Given data:
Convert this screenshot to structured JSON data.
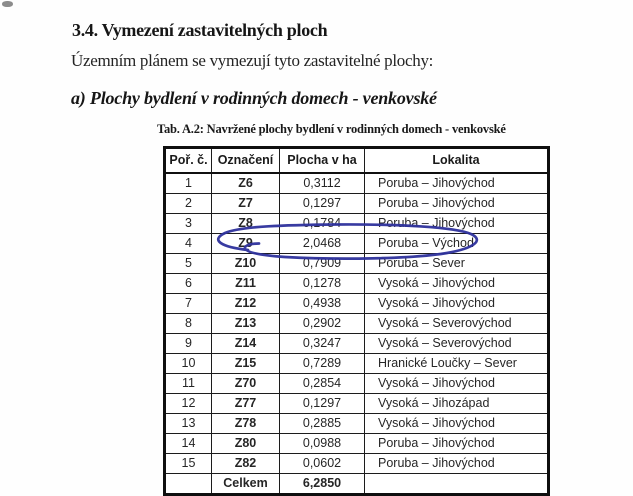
{
  "page": {
    "heading": "3.4. Vymezení zastavitelných ploch",
    "intro": "Územním plánem se vymezují tyto zastavitelné plochy:",
    "subheading": "a) Plochy bydlení v rodinných domech - venkovské",
    "table_caption": "Tab. A.2: Navržené plochy bydlení v rodinných domech - venkovské"
  },
  "table": {
    "headers": [
      "Poř. č.",
      "Označení",
      "Plocha v ha",
      "Lokalita"
    ],
    "rows": [
      [
        "1",
        "Z6",
        "0,3112",
        "Poruba – Jihovýchod"
      ],
      [
        "2",
        "Z7",
        "0,1297",
        "Poruba – Jihovýchod"
      ],
      [
        "3",
        "Z8",
        "0,1784",
        "Poruba – Jihovýchod"
      ],
      [
        "4",
        "Z9",
        "2,0468",
        "Poruba – Východ"
      ],
      [
        "5",
        "Z10",
        "0,7909",
        "Poruba – Sever"
      ],
      [
        "6",
        "Z11",
        "0,1278",
        "Vysoká – Jihovýchod"
      ],
      [
        "7",
        "Z12",
        "0,4938",
        "Vysoká – Jihovýchod"
      ],
      [
        "8",
        "Z13",
        "0,2902",
        "Vysoká – Severovýchod"
      ],
      [
        "9",
        "Z14",
        "0,3247",
        "Vysoká – Severovýchod"
      ],
      [
        "10",
        "Z15",
        "0,7289",
        "Hranické Loučky – Sever"
      ],
      [
        "11",
        "Z70",
        "0,2854",
        "Vysoká – Jihovýchod"
      ],
      [
        "12",
        "Z77",
        "0,1297",
        "Vysoká – Jihozápad"
      ],
      [
        "13",
        "Z78",
        "0,2885",
        "Vysoká – Jihovýchod"
      ],
      [
        "14",
        "Z80",
        "0,0988",
        "Poruba – Jihovýchod"
      ],
      [
        "15",
        "Z82",
        "0,0602",
        "Poruba – Jihovýchod"
      ]
    ],
    "total_label": "Celkem",
    "total_value": "6,2850"
  },
  "annotation": {
    "kind": "hand-drawn ellipse",
    "color": "#2d309c",
    "circled_row": "Z9"
  }
}
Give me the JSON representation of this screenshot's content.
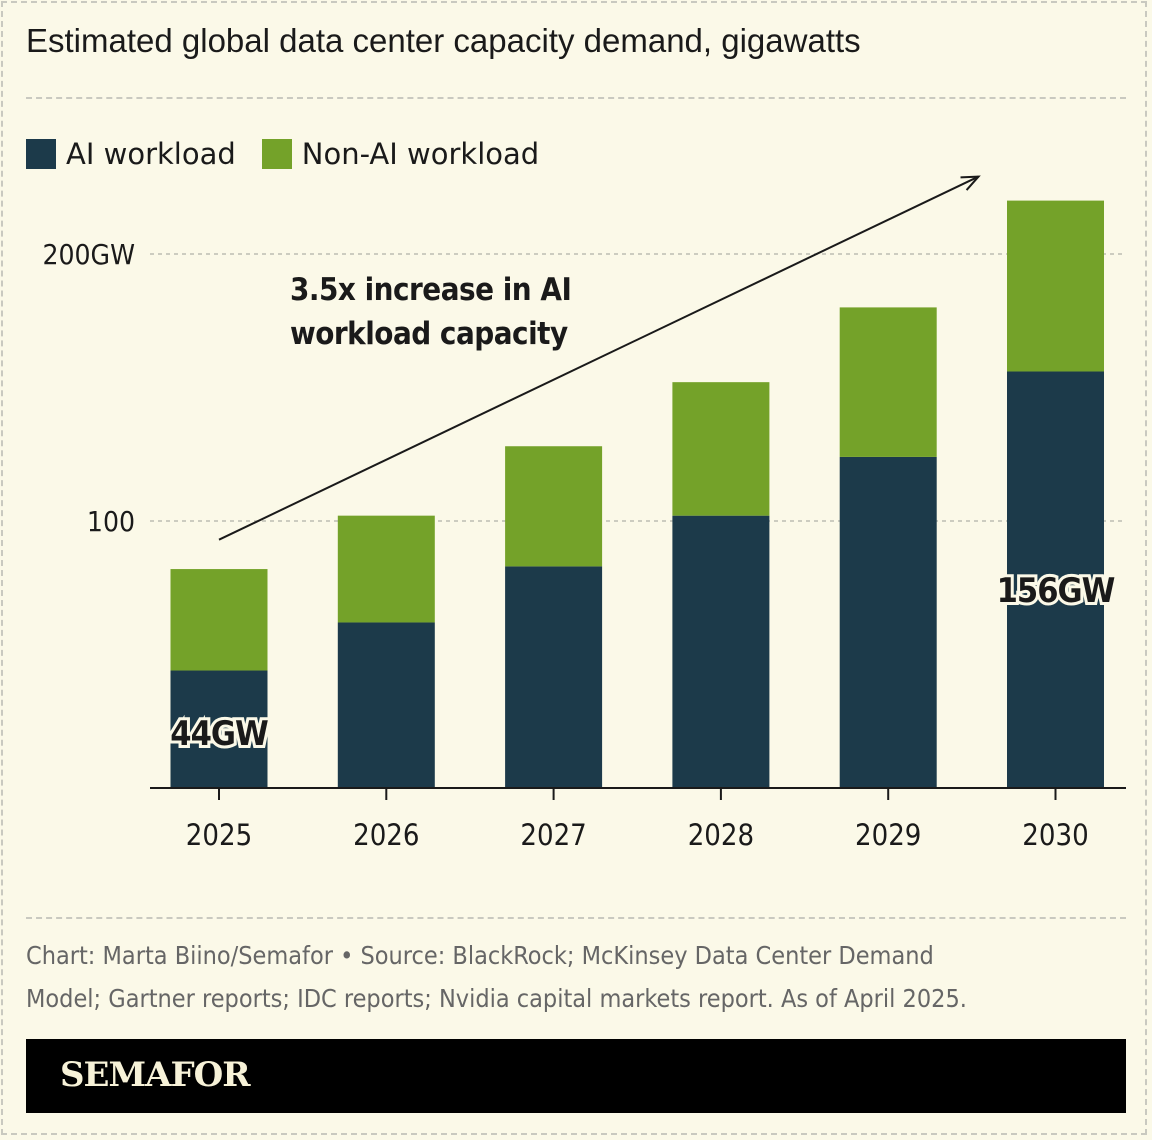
{
  "title": "Estimated global data center capacity demand, gigawatts",
  "legend": [
    {
      "label": "AI workload",
      "color": "#1c3a4a"
    },
    {
      "label": "Non-AI workload",
      "color": "#74a229"
    }
  ],
  "footer": {
    "line1": "Chart: Marta Biino/Semafor • Source: BlackRock; McKinsey Data Center Demand",
    "line2": "Model; Gartner reports; IDC reports; Nvidia capital markets report. As of April 2025."
  },
  "brand": "SEMAFOR",
  "chart_data": {
    "type": "bar",
    "stacked": true,
    "title": "Estimated global data center capacity demand, gigawatts",
    "categories": [
      "2025",
      "2026",
      "2027",
      "2028",
      "2029",
      "2030"
    ],
    "series": [
      {
        "name": "AI workload",
        "values": [
          44,
          62,
          83,
          102,
          124,
          156
        ],
        "color": "#1c3a4a"
      },
      {
        "name": "Non-AI workload",
        "values": [
          38,
          40,
          45,
          50,
          56,
          64
        ],
        "color": "#74a229"
      }
    ],
    "ylim": [
      0,
      230
    ],
    "yticks": [
      {
        "value": 100,
        "label": "100"
      },
      {
        "value": 200,
        "label": "200GW"
      }
    ],
    "grid": true,
    "legend_placement": "top-left",
    "data_labels": [
      {
        "category": "2025",
        "text": "44GW"
      },
      {
        "category": "2030",
        "text": "156GW"
      }
    ],
    "annotation": {
      "lines": [
        "3.5x increase in AI",
        "workload capacity"
      ],
      "arrow_from": [
        "2025",
        93
      ],
      "arrow_to": [
        "2030",
        229
      ]
    }
  }
}
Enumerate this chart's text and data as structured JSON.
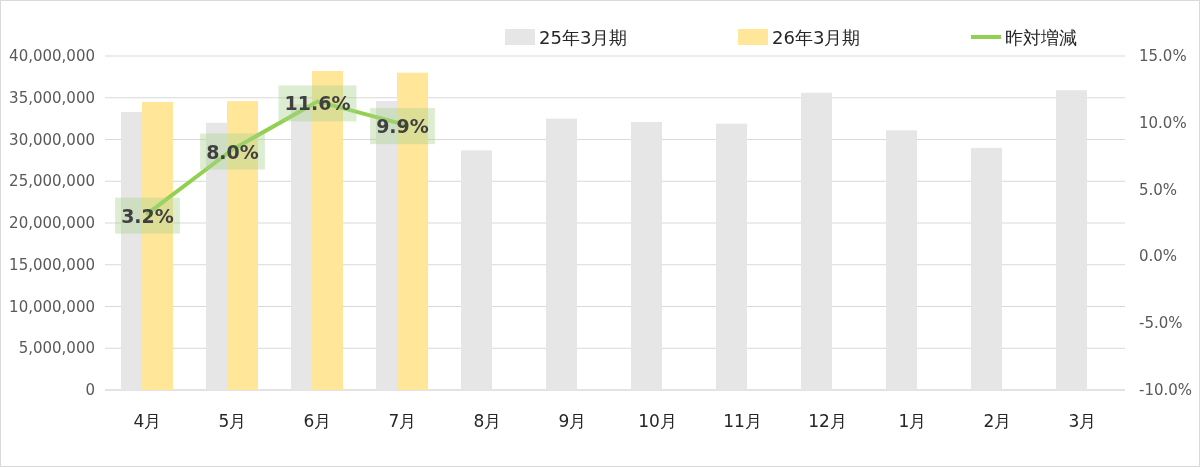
{
  "chart_data": {
    "type": "bar",
    "categories": [
      "4月",
      "5月",
      "6月",
      "7月",
      "8月",
      "9月",
      "10月",
      "11月",
      "12月",
      "1月",
      "2月",
      "3月"
    ],
    "series": [
      {
        "name": "25年3月期",
        "color": "#e7e6e6",
        "values": [
          33300000,
          32000000,
          34200000,
          34600000,
          28700000,
          32500000,
          32100000,
          31900000,
          35600000,
          31100000,
          29000000,
          35900000
        ]
      },
      {
        "name": "26年3月期",
        "color": "#ffe699",
        "values": [
          34500000,
          34600000,
          38200000,
          38000000,
          null,
          null,
          null,
          null,
          null,
          null,
          null,
          null
        ]
      },
      {
        "name": "昨対増減",
        "type": "line",
        "axis": "y2",
        "color": "#92d050",
        "values": [
          3.2,
          8.0,
          11.6,
          9.9,
          null,
          null,
          null,
          null,
          null,
          null,
          null,
          null
        ],
        "value_labels": [
          "3.2%",
          "8.0%",
          "11.6%",
          "9.9%",
          null,
          null,
          null,
          null,
          null,
          null,
          null,
          null
        ]
      }
    ],
    "ylim": [
      0,
      40000000
    ],
    "yticks": [
      {
        "value": 0,
        "label": "0"
      },
      {
        "value": 5000000,
        "label": "5,000,000"
      },
      {
        "value": 10000000,
        "label": "10,000,000"
      },
      {
        "value": 15000000,
        "label": "15,000,000"
      },
      {
        "value": 20000000,
        "label": "20,000,000"
      },
      {
        "value": 25000000,
        "label": "25,000,000"
      },
      {
        "value": 30000000,
        "label": "30,000,000"
      },
      {
        "value": 35000000,
        "label": "35,000,000"
      },
      {
        "value": 40000000,
        "label": "40,000,000"
      }
    ],
    "y2lim": [
      -10,
      15
    ],
    "y2ticks": [
      {
        "value": -10,
        "label": "-10.0%"
      },
      {
        "value": -5,
        "label": "-5.0%"
      },
      {
        "value": 0,
        "label": "0.0%"
      },
      {
        "value": 5,
        "label": "5.0%"
      },
      {
        "value": 10,
        "label": "10.0%"
      },
      {
        "value": 15,
        "label": "15.0%"
      }
    ],
    "grid": "y",
    "legend": "top right"
  }
}
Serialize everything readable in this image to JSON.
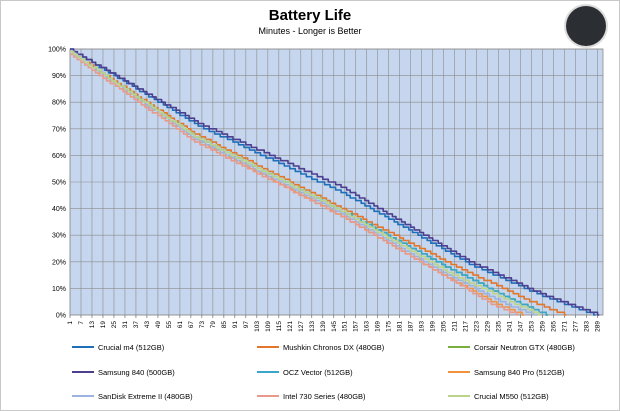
{
  "chart_data": {
    "type": "line",
    "title": "Battery Life",
    "subtitle": "Minutes - Longer is Better",
    "y_ticks": [
      "100%",
      "90%",
      "80%",
      "70%",
      "60%",
      "50%",
      "40%",
      "30%",
      "20%",
      "10%",
      "0%"
    ],
    "x_ticks": [
      "1",
      "7",
      "13",
      "19",
      "25",
      "31",
      "37",
      "43",
      "49",
      "55",
      "61",
      "67",
      "73",
      "79",
      "85",
      "91",
      "97",
      "103",
      "109",
      "115",
      "121",
      "127",
      "133",
      "139",
      "145",
      "151",
      "157",
      "163",
      "169",
      "175",
      "181",
      "187",
      "193",
      "199",
      "205",
      "211",
      "217",
      "223",
      "229",
      "235",
      "241",
      "247",
      "253",
      "259",
      "265",
      "271",
      "277",
      "283",
      "289"
    ],
    "x_range": [
      1,
      292
    ],
    "ylim": [
      0,
      100
    ],
    "grid": true,
    "legend_position": "bottom",
    "series": [
      {
        "name": "Crucial m4 (512GB)",
        "color": "#1f6fb8",
        "end": 288,
        "points": [
          [
            1,
            100
          ],
          [
            72,
            71
          ],
          [
            150,
            46
          ],
          [
            220,
            19
          ],
          [
            260,
            7
          ],
          [
            288,
            0
          ]
        ]
      },
      {
        "name": "Mushkin Chronos DX (480GB)",
        "color": "#e2762a",
        "end": 272,
        "points": [
          [
            1,
            99
          ],
          [
            70,
            68
          ],
          [
            150,
            40
          ],
          [
            210,
            19
          ],
          [
            250,
            6
          ],
          [
            272,
            0
          ]
        ]
      },
      {
        "name": "Corsair Neutron GTX (480GB)",
        "color": "#7aaf3e",
        "end": 262,
        "points": [
          [
            1,
            99
          ],
          [
            70,
            67
          ],
          [
            150,
            39
          ],
          [
            210,
            17
          ],
          [
            245,
            5
          ],
          [
            262,
            0
          ]
        ]
      },
      {
        "name": "Samsung 840 (500GB)",
        "color": "#4c3f8f",
        "end": 290,
        "points": [
          [
            1,
            100
          ],
          [
            72,
            72
          ],
          [
            150,
            48
          ],
          [
            220,
            20
          ],
          [
            262,
            7
          ],
          [
            290,
            0
          ]
        ]
      },
      {
        "name": "OCZ Vector (512GB)",
        "color": "#3aa6c9",
        "end": 262,
        "points": [
          [
            1,
            99
          ],
          [
            70,
            67
          ],
          [
            150,
            39
          ],
          [
            210,
            17
          ],
          [
            245,
            5
          ],
          [
            262,
            0
          ]
        ]
      },
      {
        "name": "Samsung 840 Pro (512GB)",
        "color": "#f0923e",
        "end": 249,
        "points": [
          [
            1,
            99
          ],
          [
            70,
            66
          ],
          [
            150,
            37
          ],
          [
            205,
            15
          ],
          [
            235,
            4
          ],
          [
            249,
            0
          ]
        ]
      },
      {
        "name": "SanDisk Extreme II (480GB)",
        "color": "#9cb3e0",
        "end": 255,
        "points": [
          [
            1,
            99
          ],
          [
            70,
            66
          ],
          [
            150,
            38
          ],
          [
            205,
            16
          ],
          [
            240,
            4
          ],
          [
            255,
            0
          ]
        ]
      },
      {
        "name": "Intel 730 Series (480GB)",
        "color": "#e89a8a",
        "end": 246,
        "points": [
          [
            1,
            98
          ],
          [
            70,
            65
          ],
          [
            150,
            37
          ],
          [
            205,
            15
          ],
          [
            232,
            4
          ],
          [
            246,
            0
          ]
        ]
      },
      {
        "name": "Crucial M550 (512GB)",
        "color": "#bcd48a",
        "end": 258,
        "points": [
          [
            1,
            99
          ],
          [
            70,
            67
          ],
          [
            150,
            39
          ],
          [
            208,
            16
          ],
          [
            242,
            5
          ],
          [
            258,
            0
          ]
        ]
      }
    ]
  }
}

Task prompt: Pull out every line above that holds the word "bydlení".

Correct response:
    "subheading": "a) Plochy bydlení v rodinných domech - venkovské",
    "table_caption": "Tab. A.2: Navržené plochy bydlení v rodinných domech - venkovské"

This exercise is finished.